● **Trecho para leitura**
A brutalidade dos conflitos armados atualmente e a falta de respeito às regras fundamentais do direito internacional humanitário ameaçam conquistas e podem causar uma regressão a uma era de guerra sem limites.
Esse problema guiará as discussões da próxima Cúpula Mundial Humanitária, que ocorrerá nos dias 23 e 24 de maio em Istambul, Turquia.

Muitas famílias de refugiados na área de Akkar, Líbano, são de Homs e Talkalakh, algumas das cidades mais atingidas pelo conflito na Síria. Foto: OCHA
A brutalidade dos conflitos armados atualmente e a falta de respeito às regras fundamentais do direito humanitário internacional ameaçam 150 anos de conquistas e podem causar uma regressão a uma era de guerra sem limites.
Esse problema guiará as discussões da próxima Cúpula Mundial Humanitária, que ocorrerá nos dias 23 e 24 de maio em Istambul, Turquia. Mais de 125 líderes estarão reunidos para abordar algumas das questões mais importantes globalmente, com o objetivo urgente de aliviar o sofrimento de milhões de pessoas.
O secretário-geral da ONU, Ban Ki-moon, insiste que os Estados-Membros da ONU aproveitem a oportunidade na cúpula para se comprometer com a proteção de civis e o respeito ao direito internacional.
A ONU estima que um 92% das pessoas mortas ou feridas pelo uso de armas explosivas em áreas povoadas são civis. Em 2014, 80% das vítimas de explosões de minas terrestres eram civis, uma média de 10 vítimas por dia, sendo a maioria crianças.

● **Dados extraídos**

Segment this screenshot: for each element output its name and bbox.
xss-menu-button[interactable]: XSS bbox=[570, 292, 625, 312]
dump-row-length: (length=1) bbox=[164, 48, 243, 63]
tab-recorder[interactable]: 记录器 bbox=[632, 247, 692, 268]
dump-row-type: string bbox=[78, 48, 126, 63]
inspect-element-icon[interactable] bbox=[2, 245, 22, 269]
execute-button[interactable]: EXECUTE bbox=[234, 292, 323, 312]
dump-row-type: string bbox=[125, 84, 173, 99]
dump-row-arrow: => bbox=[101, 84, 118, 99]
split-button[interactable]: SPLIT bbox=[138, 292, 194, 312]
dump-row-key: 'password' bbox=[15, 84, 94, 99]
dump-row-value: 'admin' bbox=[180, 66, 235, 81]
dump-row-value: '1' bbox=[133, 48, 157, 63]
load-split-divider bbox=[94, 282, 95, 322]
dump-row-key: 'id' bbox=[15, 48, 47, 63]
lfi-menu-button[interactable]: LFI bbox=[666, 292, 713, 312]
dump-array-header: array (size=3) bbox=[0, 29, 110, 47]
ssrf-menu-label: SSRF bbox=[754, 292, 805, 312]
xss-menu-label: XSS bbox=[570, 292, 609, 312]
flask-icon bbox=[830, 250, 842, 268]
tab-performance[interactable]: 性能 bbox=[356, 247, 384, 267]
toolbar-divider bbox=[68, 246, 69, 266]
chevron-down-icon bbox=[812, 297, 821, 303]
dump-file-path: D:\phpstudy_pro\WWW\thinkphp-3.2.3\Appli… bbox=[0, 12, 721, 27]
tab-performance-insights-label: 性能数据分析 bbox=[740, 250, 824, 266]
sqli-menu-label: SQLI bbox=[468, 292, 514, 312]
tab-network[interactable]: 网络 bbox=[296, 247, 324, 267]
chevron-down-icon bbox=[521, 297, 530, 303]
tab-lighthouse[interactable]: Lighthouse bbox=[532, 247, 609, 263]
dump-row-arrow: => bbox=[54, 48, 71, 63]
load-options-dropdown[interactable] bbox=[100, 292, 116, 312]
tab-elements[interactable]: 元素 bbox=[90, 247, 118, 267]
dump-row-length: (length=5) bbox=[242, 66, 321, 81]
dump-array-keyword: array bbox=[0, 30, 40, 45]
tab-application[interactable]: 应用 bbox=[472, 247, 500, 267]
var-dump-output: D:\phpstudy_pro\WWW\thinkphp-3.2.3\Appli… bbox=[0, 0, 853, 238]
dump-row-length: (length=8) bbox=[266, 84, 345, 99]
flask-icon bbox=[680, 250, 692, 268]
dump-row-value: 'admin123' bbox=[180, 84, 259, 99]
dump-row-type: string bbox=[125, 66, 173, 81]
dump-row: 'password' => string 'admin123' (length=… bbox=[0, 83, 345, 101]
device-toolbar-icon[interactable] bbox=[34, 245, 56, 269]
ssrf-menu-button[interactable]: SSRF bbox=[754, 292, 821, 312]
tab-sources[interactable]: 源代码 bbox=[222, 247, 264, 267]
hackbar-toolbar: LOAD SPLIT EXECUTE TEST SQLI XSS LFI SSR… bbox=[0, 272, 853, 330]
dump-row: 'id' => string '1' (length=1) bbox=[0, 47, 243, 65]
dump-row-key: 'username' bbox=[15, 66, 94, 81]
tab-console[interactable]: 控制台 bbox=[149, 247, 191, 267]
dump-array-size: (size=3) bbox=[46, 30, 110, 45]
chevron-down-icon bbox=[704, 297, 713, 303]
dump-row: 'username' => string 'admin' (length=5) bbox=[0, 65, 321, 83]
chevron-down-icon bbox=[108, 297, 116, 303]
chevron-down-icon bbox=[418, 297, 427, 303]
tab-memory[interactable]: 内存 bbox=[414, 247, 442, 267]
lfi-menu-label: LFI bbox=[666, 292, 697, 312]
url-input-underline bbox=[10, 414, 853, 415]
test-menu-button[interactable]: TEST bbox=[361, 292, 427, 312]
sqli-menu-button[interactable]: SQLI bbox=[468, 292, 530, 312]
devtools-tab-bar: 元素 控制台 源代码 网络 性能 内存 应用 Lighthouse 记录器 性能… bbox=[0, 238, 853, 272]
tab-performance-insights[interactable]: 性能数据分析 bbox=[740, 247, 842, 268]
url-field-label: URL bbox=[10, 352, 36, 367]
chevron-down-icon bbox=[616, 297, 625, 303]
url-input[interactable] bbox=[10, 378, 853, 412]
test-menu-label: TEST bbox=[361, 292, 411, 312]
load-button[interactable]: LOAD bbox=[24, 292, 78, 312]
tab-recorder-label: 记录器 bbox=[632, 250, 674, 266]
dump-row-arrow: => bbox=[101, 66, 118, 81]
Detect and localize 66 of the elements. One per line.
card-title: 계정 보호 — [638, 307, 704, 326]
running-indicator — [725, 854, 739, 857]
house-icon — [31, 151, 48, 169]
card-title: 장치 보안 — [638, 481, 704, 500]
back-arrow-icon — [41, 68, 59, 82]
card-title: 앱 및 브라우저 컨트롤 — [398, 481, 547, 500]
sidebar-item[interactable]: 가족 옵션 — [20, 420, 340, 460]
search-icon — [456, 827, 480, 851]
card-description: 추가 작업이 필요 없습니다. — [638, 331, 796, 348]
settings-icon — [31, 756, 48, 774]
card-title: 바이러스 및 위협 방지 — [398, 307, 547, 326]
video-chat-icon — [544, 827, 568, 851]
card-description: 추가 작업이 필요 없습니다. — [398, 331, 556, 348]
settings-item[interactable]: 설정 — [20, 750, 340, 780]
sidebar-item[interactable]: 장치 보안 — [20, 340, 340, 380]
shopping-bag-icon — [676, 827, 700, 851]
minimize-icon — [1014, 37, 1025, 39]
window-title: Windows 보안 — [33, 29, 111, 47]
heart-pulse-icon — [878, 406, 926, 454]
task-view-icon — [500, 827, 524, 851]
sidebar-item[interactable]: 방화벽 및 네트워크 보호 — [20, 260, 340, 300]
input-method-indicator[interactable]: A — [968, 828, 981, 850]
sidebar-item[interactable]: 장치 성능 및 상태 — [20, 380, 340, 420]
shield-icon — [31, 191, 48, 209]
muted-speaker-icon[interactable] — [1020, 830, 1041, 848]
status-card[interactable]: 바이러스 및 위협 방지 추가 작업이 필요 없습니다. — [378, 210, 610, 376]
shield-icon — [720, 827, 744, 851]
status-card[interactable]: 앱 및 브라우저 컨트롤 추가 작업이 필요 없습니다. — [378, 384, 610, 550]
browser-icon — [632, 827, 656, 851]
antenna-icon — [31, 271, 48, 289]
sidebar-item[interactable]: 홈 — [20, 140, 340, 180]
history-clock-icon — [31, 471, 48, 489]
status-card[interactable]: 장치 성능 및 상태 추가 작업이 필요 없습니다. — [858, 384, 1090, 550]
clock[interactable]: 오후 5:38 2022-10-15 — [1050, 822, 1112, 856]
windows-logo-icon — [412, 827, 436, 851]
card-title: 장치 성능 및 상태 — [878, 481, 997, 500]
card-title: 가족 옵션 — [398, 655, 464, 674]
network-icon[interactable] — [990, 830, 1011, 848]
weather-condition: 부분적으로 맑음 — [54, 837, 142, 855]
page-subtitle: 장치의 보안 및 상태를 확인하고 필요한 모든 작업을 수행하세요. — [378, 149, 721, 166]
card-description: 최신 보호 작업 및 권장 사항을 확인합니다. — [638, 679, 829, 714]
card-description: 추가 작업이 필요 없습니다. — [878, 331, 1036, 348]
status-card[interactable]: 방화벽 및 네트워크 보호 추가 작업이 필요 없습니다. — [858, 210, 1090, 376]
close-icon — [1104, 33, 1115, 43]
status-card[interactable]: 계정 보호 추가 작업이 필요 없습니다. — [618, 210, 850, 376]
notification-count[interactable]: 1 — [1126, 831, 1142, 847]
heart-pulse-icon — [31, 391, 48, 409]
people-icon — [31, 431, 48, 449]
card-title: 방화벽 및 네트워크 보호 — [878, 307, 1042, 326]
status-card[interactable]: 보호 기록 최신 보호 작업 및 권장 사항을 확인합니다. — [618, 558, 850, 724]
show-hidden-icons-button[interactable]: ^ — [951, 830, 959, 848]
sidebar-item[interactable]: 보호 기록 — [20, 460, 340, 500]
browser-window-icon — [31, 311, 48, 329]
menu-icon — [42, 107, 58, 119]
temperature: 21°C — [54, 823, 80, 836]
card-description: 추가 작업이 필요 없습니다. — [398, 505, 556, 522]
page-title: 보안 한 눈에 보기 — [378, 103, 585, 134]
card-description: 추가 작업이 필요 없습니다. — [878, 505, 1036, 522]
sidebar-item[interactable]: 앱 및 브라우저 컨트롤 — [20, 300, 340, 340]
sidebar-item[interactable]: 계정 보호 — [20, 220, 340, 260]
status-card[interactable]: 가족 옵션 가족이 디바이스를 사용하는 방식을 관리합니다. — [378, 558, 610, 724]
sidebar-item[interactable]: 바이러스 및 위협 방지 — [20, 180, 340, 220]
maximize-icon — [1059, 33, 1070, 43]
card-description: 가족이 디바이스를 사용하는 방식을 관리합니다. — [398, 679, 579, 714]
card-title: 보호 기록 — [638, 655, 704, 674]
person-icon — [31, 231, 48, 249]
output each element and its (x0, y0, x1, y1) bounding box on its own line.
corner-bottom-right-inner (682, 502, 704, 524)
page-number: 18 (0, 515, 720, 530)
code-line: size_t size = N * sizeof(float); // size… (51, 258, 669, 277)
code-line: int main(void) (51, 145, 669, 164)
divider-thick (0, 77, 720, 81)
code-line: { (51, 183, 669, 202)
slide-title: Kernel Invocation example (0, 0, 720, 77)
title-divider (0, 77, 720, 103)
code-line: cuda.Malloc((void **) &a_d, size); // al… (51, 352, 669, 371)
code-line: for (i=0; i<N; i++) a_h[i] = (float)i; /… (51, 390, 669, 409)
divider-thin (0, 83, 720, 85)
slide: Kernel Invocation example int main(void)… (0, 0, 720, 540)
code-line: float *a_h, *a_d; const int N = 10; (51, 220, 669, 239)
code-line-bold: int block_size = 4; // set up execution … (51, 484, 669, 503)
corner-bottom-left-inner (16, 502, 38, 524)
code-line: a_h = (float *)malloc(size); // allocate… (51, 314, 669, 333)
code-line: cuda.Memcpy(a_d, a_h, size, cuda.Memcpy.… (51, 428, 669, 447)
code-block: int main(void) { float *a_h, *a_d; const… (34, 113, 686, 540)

● **Tarefas a realizar**
- 1) No texto sobre a Cúpula Mundial Humanitária, quantos líderes vão se reunir em Istambul?
- 2) Dê continuidade ao texto sobre a Cúpula Mundial Humanitária a partir da última frase apresentada.

● **Respostas por item**
- 1) Mais de 125 líderes.

- 2)
“Tornou-se frequente desrespeitar as regras mais básicas que regem a condução da guerra, o que cria novos riscos de que a aplicação dessas normas seja reinterpretada e confundida”, advertiu Ban Ki-moon na Agenda para a Humanidade.
“Quando os Estados desrespeitam ou prejudicam o direito internacional humanitário e os direitos humanos, também por meio de interpretações abrangentes, outros Estados e atores não estatais podem considerar essa atitude como um convite a fazer o mesmo”, acrescentou.
Educação também está na pauta da cúpula
Durante a Cúpula Mundial Humanitária, mais de 100 países, empresas e instituições filantrópicas unirão forças para criar avanços nos esforços de ajudar milhões de crianças cuja educação foi interrompida por conflitos e desastres naturais, anunciou na segunda-feira (16) o enviado das Nações Unidas para a educação.
O novo fundo denominado “Educação não pode esperar” será lançado na semana que vem durante a cúpula em Istambul.
“O fundo é projetado para atender as necessidades de 30 milhões de meninas e meninos deslocados, a maior população de refugiados desde 1945 — 20 milhões deles não têm escolha e não podem voltar para a escola”, disse por telefone o enviado especial da ONU Gordon Brown a jornalistas na sede das Nações Unidas em Nova York.
Brown destacou que ações devem ser tomadas urgentemente, pois o número de crianças perdendo escolaridade está se tornando uma “crise global em pleno desenvolvimento”. Ele ressaltou que o novo fundo pode ser a única chance de salvar uma geração perdida para a guerra, para o casamento infantil, para o trabalho forçado e para os recrutadores do extremismo violento.
O fundo buscará montantes substanciais de governos e empresas, sendo que o objetivo imediato é levantar 3,85 bilhões de dólares nos próximos cinco anos.
“Esta é uma geração perdida que devemos ajudar urgentemente. Vivemos em um mundo onde as necessidades dos refugiados não são temporárias, pois muitos deles passam mais de uma década fora do país”, disse Brown.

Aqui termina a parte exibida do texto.